◆ **Work to be completed**
Reproduce the listing exactly, with no pictures in your copy.

◆ **Records for the exercise**

┌──

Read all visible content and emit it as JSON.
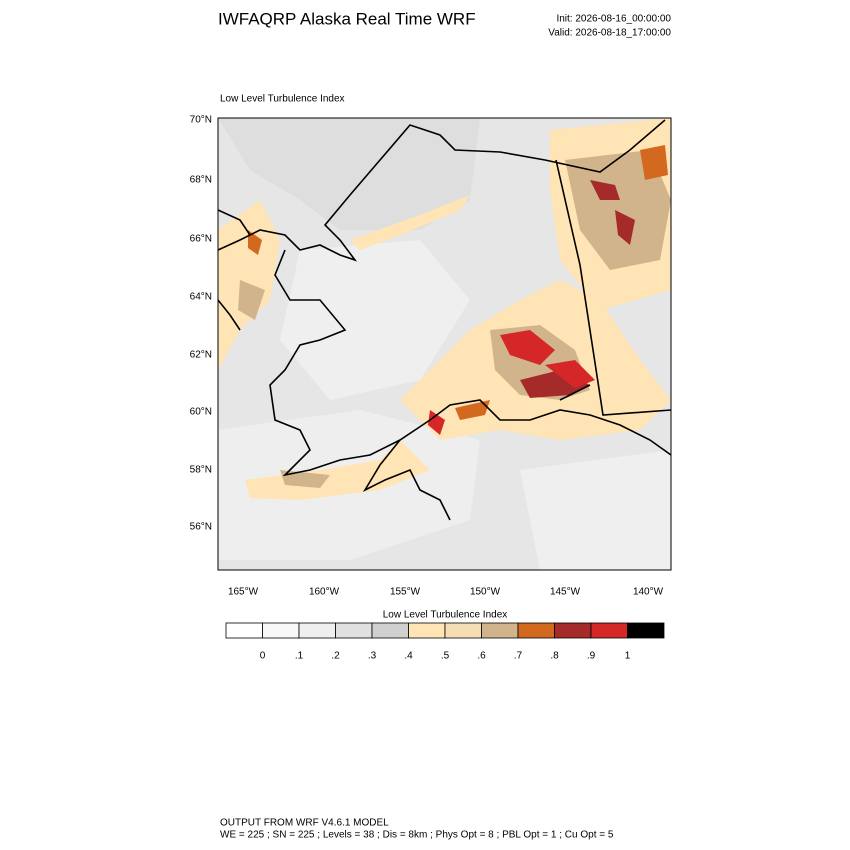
{
  "header": {
    "title": "IWFAQRP Alaska Real Time WRF",
    "init": "Init: 2026-08-16_00:00:00",
    "valid": "Valid: 2026-08-18_17:00:00"
  },
  "map": {
    "label": "Low Level Turbulence Index",
    "lat_labels": [
      "70°N",
      "68°N",
      "66°N",
      "64°N",
      "62°N",
      "60°N",
      "58°N",
      "56°N"
    ],
    "lon_labels": [
      "165°W",
      "160°W",
      "155°W",
      "150°W",
      "145°W",
      "140°W"
    ]
  },
  "colorbar": {
    "title": "Low Level Turbulence Index",
    "labels": [
      "0",
      ".1",
      ".2",
      ".3",
      ".4",
      ".5",
      ".6",
      ".7",
      ".8",
      ".9",
      "1"
    ],
    "colors": [
      "#ffffff",
      "#f8f8f8",
      "#efefef",
      "#e0e0e0",
      "#d0d0d0",
      "#ffe4b5",
      "#f5deb3",
      "#d2b48c",
      "#d2691e",
      "#a52a2a",
      "#d62728",
      "#000000"
    ]
  },
  "footer": {
    "line1": "OUTPUT FROM WRF V4.6.1 MODEL",
    "line2": "WE = 225 ; SN = 225 ; Levels = 38 ; Dis = 8km ; Phys Opt = 8 ; PBL Opt = 1 ; Cu Opt = 5"
  }
}
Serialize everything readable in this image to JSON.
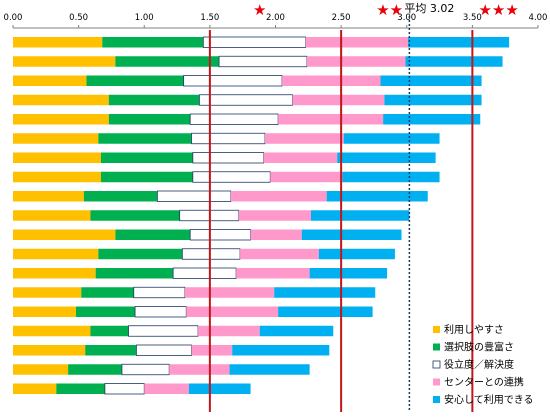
{
  "chart_data": {
    "type": "bar",
    "orientation": "horizontal",
    "stacked": true,
    "xlim": [
      0,
      4
    ],
    "x_ticks": [
      "0.00",
      "0.50",
      "1.00",
      "1.50",
      "2.00",
      "2.50",
      "3.00",
      "3.50",
      "4.00"
    ],
    "x_tick_values": [
      0,
      0.5,
      1,
      1.5,
      2,
      2.5,
      3,
      3.5,
      4
    ],
    "x_axis_position": "top",
    "grid": false,
    "stars": [
      "★",
      "★★",
      "★★★"
    ],
    "star_positions": [
      1.88,
      2.87,
      3.7
    ],
    "reference_lines": [
      1.5,
      2.5,
      3.5
    ],
    "reference_line_color": "#c0161c",
    "average": {
      "label": "平均 3.02",
      "value": 3.02,
      "color": "#1f3864"
    },
    "legend_position": "bottom-right",
    "series": [
      {
        "name": "利用しやすさ",
        "color": "#ffc000",
        "outline": false,
        "values": [
          0.68,
          0.78,
          0.56,
          0.73,
          0.73,
          0.65,
          0.67,
          0.67,
          0.54,
          0.59,
          0.78,
          0.65,
          0.63,
          0.52,
          0.48,
          0.59,
          0.55,
          0.42,
          0.33
        ]
      },
      {
        "name": "選択肢の豊富さ",
        "color": "#00b050",
        "outline": false,
        "values": [
          0.77,
          0.79,
          0.74,
          0.69,
          0.62,
          0.71,
          0.7,
          0.7,
          0.56,
          0.68,
          0.57,
          0.64,
          0.59,
          0.4,
          0.45,
          0.29,
          0.39,
          0.41,
          0.37
        ]
      },
      {
        "name": "役立度／解決度",
        "color": "#ffffff",
        "outline": true,
        "values": [
          0.78,
          0.67,
          0.75,
          0.71,
          0.67,
          0.56,
          0.54,
          0.59,
          0.56,
          0.45,
          0.46,
          0.44,
          0.48,
          0.39,
          0.39,
          0.53,
          0.42,
          0.36,
          0.3
        ]
      },
      {
        "name": "センターとの連携",
        "color": "#ff99cc",
        "outline": false,
        "values": [
          0.78,
          0.75,
          0.75,
          0.7,
          0.8,
          0.6,
          0.56,
          0.55,
          0.73,
          0.55,
          0.39,
          0.6,
          0.56,
          0.68,
          0.7,
          0.47,
          0.31,
          0.46,
          0.34
        ]
      },
      {
        "name": "安心して利用できる",
        "color": "#00b0f0",
        "outline": false,
        "values": [
          0.77,
          0.74,
          0.77,
          0.74,
          0.74,
          0.73,
          0.75,
          0.74,
          0.77,
          0.75,
          0.76,
          0.58,
          0.59,
          0.77,
          0.72,
          0.56,
          0.74,
          0.61,
          0.47
        ]
      }
    ]
  },
  "legend": {
    "items": [
      {
        "label": "利用しやすさ",
        "color": "#ffc000",
        "outline": false
      },
      {
        "label": "選択肢の豊富さ",
        "color": "#00b050",
        "outline": false
      },
      {
        "label": "役立度／解決度",
        "color": "#ffffff",
        "outline": true
      },
      {
        "label": "センターとの連携",
        "color": "#ff99cc",
        "outline": false
      },
      {
        "label": "安心して利用できる",
        "color": "#00b0f0",
        "outline": false
      }
    ]
  }
}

└──

◆ **Right answer**
Read all visible content and emit it as JSON.
{
  "header": {
    "title": "IWFAQRP Alaska Real Time WRF",
    "init": "Init: 2026-08-16_00:00:00",
    "valid": "Valid: 2026-08-18_17:00:00"
  },
  "map": {
    "label": "Low Level Turbulence Index",
    "lat_labels": [
      "70°N",
      "68°N",
      "66°N",
      "64°N",
      "62°N",
      "60°N",
      "58°N",
      "56°N"
    ],
    "lon_labels": [
      "165°W",
      "160°W",
      "155°W",
      "150°W",
      "145°W",
      "140°W"
    ]
  },
  "colorbar": {
    "title": "Low Level Turbulence Index",
    "labels": [
      "0",
      ".1",
      ".2",
      ".3",
      ".4",
      ".5",
      ".6",
      ".7",
      ".8",
      ".9",
      "1"
    ],
    "colors": [
      "#ffffff",
      "#f8f8f8",
      "#efefef",
      "#e0e0e0",
      "#d0d0d0",
      "#ffe4b5",
      "#f5deb3",
      "#d2b48c",
      "#d2691e",
      "#a52a2a",
      "#d62728",
      "#000000"
    ]
  },
  "footer": {
    "line1": "OUTPUT FROM WRF V4.6.1 MODEL",
    "line2": "WE = 225 ; SN = 225 ; Levels = 38 ; Dis = 8km ; Phys Opt = 8 ; PBL Opt = 1 ; Cu Opt = 5"
  }
}
Serialize everything readable in this image to JSON.
{
  "chart_data": {
    "type": "bar",
    "orientation": "horizontal",
    "stacked": true,
    "xlim": [
      0,
      4
    ],
    "x_ticks": [
      "0.00",
      "0.50",
      "1.00",
      "1.50",
      "2.00",
      "2.50",
      "3.00",
      "3.50",
      "4.00"
    ],
    "x_tick_values": [
      0,
      0.5,
      1,
      1.5,
      2,
      2.5,
      3,
      3.5,
      4
    ],
    "x_axis_position": "top",
    "grid": false,
    "stars": [
      "★",
      "★★",
      "★★★"
    ],
    "star_positions": [
      1.88,
      2.87,
      3.7
    ],
    "reference_lines": [
      1.5,
      2.5,
      3.5
    ],
    "reference_line_color": "#c0161c",
    "average": {
      "label": "平均 3.02",
      "value": 3.02,
      "color": "#1f3864"
    },
    "legend_position": "bottom-right",
    "series": [
      {
        "name": "利用しやすさ",
        "color": "#ffc000",
        "outline": false,
        "values": [
          0.68,
          0.78,
          0.56,
          0.73,
          0.73,
          0.65,
          0.67,
          0.67,
          0.54,
          0.59,
          0.78,
          0.65,
          0.63,
          0.52,
          0.48,
          0.59,
          0.55,
          0.42,
          0.33
        ]
      },
      {
        "name": "選択肢の豊富さ",
        "color": "#00b050",
        "outline": false,
        "values": [
          0.77,
          0.79,
          0.74,
          0.69,
          0.62,
          0.71,
          0.7,
          0.7,
          0.56,
          0.68,
          0.57,
          0.64,
          0.59,
          0.4,
          0.45,
          0.29,
          0.39,
          0.41,
          0.37
        ]
      },
      {
        "name": "役立度／解決度",
        "color": "#ffffff",
        "outline": true,
        "values": [
          0.78,
          0.67,
          0.75,
          0.71,
          0.67,
          0.56,
          0.54,
          0.59,
          0.56,
          0.45,
          0.46,
          0.44,
          0.48,
          0.39,
          0.39,
          0.53,
          0.42,
          0.36,
          0.3
        ]
      },
      {
        "name": "センターとの連携",
        "color": "#ff99cc",
        "outline": false,
        "values": [
          0.78,
          0.75,
          0.75,
          0.7,
          0.8,
          0.6,
          0.56,
          0.55,
          0.73,
          0.55,
          0.39,
          0.6,
          0.56,
          0.68,
          0.7,
          0.47,
          0.31,
          0.46,
          0.34
        ]
      },
      {
        "name": "安心して利用できる",
        "color": "#00b0f0",
        "outline": false,
        "values": [
          0.77,
          0.74,
          0.77,
          0.74,
          0.74,
          0.73,
          0.75,
          0.74,
          0.77,
          0.75,
          0.76,
          0.58,
          0.59,
          0.77,
          0.72,
          0.56,
          0.74,
          0.61,
          0.47
        ]
      }
    ]
  },
  "legend": {
    "items": [
      {
        "label": "利用しやすさ",
        "color": "#ffc000",
        "outline": false
      },
      {
        "label": "選択肢の豊富さ",
        "color": "#00b050",
        "outline": false
      },
      {
        "label": "役立度／解決度",
        "color": "#ffffff",
        "outline": true
      },
      {
        "label": "センターとの連携",
        "color": "#ff99cc",
        "outline": false
      },
      {
        "label": "安心して利用できる",
        "color": "#00b0f0",
        "outline": false
      }
    ]
  }
}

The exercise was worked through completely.